------ ITEMS
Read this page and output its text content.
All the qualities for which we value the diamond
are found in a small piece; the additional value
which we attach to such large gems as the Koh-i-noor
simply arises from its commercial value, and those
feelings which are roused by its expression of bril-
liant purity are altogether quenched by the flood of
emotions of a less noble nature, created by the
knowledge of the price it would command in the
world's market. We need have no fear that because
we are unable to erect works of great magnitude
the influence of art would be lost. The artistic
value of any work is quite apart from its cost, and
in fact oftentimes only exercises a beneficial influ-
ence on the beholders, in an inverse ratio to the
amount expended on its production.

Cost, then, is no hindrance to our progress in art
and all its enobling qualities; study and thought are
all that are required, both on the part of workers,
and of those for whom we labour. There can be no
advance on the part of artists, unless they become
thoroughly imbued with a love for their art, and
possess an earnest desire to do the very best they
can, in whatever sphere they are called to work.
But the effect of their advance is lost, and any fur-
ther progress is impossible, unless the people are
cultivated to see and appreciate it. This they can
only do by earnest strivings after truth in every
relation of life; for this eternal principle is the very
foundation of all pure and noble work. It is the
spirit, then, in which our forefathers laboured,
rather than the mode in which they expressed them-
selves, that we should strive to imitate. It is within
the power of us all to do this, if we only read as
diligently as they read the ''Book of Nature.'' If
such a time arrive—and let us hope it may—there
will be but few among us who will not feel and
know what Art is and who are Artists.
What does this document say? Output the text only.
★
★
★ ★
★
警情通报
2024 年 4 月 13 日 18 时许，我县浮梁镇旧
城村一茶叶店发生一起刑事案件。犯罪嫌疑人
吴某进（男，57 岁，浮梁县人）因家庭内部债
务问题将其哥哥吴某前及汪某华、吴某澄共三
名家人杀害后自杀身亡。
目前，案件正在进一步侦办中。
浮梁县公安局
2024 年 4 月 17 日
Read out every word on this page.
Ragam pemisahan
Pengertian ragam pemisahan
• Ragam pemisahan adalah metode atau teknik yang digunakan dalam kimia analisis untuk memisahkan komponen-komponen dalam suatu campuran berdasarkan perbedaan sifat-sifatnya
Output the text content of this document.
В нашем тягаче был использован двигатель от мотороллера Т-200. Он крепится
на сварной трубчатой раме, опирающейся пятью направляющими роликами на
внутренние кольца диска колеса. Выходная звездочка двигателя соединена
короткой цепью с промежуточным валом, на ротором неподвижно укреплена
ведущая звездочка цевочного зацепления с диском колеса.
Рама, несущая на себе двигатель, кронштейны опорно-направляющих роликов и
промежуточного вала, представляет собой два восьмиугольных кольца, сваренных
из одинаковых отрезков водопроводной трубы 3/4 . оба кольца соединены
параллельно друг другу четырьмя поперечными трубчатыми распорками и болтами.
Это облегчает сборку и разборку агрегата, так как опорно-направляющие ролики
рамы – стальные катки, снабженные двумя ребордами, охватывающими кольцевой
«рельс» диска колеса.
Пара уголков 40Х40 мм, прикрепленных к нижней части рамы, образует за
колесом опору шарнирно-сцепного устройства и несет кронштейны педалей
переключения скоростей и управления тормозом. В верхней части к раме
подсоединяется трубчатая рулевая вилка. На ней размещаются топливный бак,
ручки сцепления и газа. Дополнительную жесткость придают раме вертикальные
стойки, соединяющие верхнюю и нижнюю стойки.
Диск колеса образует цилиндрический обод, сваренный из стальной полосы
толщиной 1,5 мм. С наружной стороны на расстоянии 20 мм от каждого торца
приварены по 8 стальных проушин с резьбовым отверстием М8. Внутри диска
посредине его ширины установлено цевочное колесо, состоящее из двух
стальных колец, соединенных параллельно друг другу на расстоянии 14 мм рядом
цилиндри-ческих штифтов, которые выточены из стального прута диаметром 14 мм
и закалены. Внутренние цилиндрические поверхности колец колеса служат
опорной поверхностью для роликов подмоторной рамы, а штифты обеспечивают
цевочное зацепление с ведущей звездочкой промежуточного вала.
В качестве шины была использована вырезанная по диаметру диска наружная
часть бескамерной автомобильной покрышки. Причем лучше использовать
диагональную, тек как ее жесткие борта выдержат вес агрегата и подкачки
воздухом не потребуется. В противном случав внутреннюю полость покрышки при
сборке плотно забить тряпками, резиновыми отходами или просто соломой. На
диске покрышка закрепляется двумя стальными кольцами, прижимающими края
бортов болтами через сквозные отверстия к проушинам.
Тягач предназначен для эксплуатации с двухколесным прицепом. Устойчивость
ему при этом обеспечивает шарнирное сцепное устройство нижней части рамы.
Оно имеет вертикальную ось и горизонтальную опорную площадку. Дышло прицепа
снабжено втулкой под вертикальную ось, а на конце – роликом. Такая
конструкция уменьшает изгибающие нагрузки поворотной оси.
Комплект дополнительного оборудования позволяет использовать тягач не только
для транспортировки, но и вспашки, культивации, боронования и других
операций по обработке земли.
------------
**SHORT EXERCISE**:
Copy all of the material word for word.

**FINAL ANSWER**:
Read this page and output its text content.
All the qualities for which we value the diamond
are found in a small piece; the additional value
which we attach to such large gems as the Koh-i-noor
simply arises from its commercial value, and those
feelings which are roused by its expression of bril-
liant purity are altogether quenched by the flood of
emotions of a less noble nature, created by the
knowledge of the price it would command in the
world's market. We need have no fear that because
we are unable to erect works of great magnitude
the influence of art would be lost. The artistic
value of any work is quite apart from its cost, and
in fact oftentimes only exercises a beneficial influ-
ence on the beholders, in an inverse ratio to the
amount expended on its production.

Cost, then, is no hindrance to our progress in art
and all its enobling qualities; study and thought are
all that are required, both on the part of workers,
and of those for whom we labour. There can be no
advance on the part of artists, unless they become
thoroughly imbued with a love for their art, and
possess an earnest desire to do the very best they
can, in whatever sphere they are called to work.
But the effect of their advance is lost, and any fur-
ther progress is impossible, unless the people are
cultivated to see and appreciate it. This they can
only do by earnest strivings after truth in every
relation of life; for this eternal principle is the very
foundation of all pure and noble work. It is the
spirit, then, in which our forefathers laboured,
rather than the mode in which they expressed them-
selves, that we should strive to imitate. It is within
the power of us all to do this, if we only read as
diligently as they read the ''Book of Nature.'' If
such a time arrive—and let us hope it may—there
will be but few among us who will not feel and
know what Art is and who are Artists.
What does this document say? Output the text only.
★
★
★ ★
★
警情通报
2024 年 4 月 13 日 18 时许，我县浮梁镇旧
城村一茶叶店发生一起刑事案件。犯罪嫌疑人
吴某进（男，57 岁，浮梁县人）因家庭内部债
务问题将其哥哥吴某前及汪某华、吴某澄共三
名家人杀害后自杀身亡。
目前，案件正在进一步侦办中。
浮梁县公安局
2024 年 4 月 17 日
Read out every word on this page.
Ragam pemisahan
Pengertian ragam pemisahan
• Ragam pemisahan adalah metode atau teknik yang digunakan dalam kimia analisis untuk memisahkan komponen-komponen dalam suatu campuran berdasarkan perbedaan sifat-sifatnya
Output the text content of this document.
В нашем тягаче был использован двигатель от мотороллера Т-200. Он крепится
на сварной трубчатой раме, опирающейся пятью направляющими роликами на
внутренние кольца диска колеса. Выходная звездочка двигателя соединена
короткой цепью с промежуточным валом, на ротором неподвижно укреплена
ведущая звездочка цевочного зацепления с диском колеса.
Рама, несущая на себе двигатель, кронштейны опорно-направляющих роликов и
промежуточного вала, представляет собой два восьмиугольных кольца, сваренных
из одинаковых отрезков водопроводной трубы 3/4 . оба кольца соединены
параллельно друг другу четырьмя поперечными трубчатыми распорками и болтами.
Это облегчает сборку и разборку агрегата, так как опорно-направляющие ролики
рамы – стальные катки, снабженные двумя ребордами, охватывающими кольцевой
«рельс» диска колеса.
Пара уголков 40Х40 мм, прикрепленных к нижней части рамы, образует за
колесом опору шарнирно-сцепного устройства и несет кронштейны педалей
переключения скоростей и управления тормозом. В верхней части к раме
подсоединяется трубчатая рулевая вилка. На ней размещаются топливный бак,
ручки сцепления и газа. Дополнительную жесткость придают раме вертикальные
стойки, соединяющие верхнюю и нижнюю стойки.
Диск колеса образует цилиндрический обод, сваренный из стальной полосы
толщиной 1,5 мм. С наружной стороны на расстоянии 20 мм от каждого торца
приварены по 8 стальных проушин с резьбовым отверстием М8. Внутри диска
посредине его ширины установлено цевочное колесо, состоящее из двух
стальных колец, соединенных параллельно друг другу на расстоянии 14 мм рядом
цилиндри-ческих штифтов, которые выточены из стального прута диаметром 14 мм
и закалены. Внутренние цилиндрические поверхности колец колеса служат
опорной поверхностью для роликов подмоторной рамы, а штифты обеспечивают
цевочное зацепление с ведущей звездочкой промежуточного вала.
В качестве шины была использована вырезанная по диаметру диска наружная
часть бескамерной автомобильной покрышки. Причем лучше использовать
диагональную, тек как ее жесткие борта выдержат вес агрегата и подкачки
воздухом не потребуется. В противном случав внутреннюю полость покрышки при
сборке плотно забить тряпками, резиновыми отходами или просто соломой. На
диске покрышка закрепляется двумя стальными кольцами, прижимающими края
бортов болтами через сквозные отверстия к проушинам.
Тягач предназначен для эксплуатации с двухколесным прицепом. Устойчивость
ему при этом обеспечивает шарнирное сцепное устройство нижней части рамы.
Оно имеет вертикальную ось и горизонтальную опорную площадку. Дышло прицепа
снабжено втулкой под вертикальную ось, а на конце – роликом. Такая
конструкция уменьшает изгибающие нагрузки поворотной оси.
Комплект дополнительного оборудования позволяет использовать тягач не только
для транспортировки, но и вспашки, культивации, боронования и других
операций по обработке земли.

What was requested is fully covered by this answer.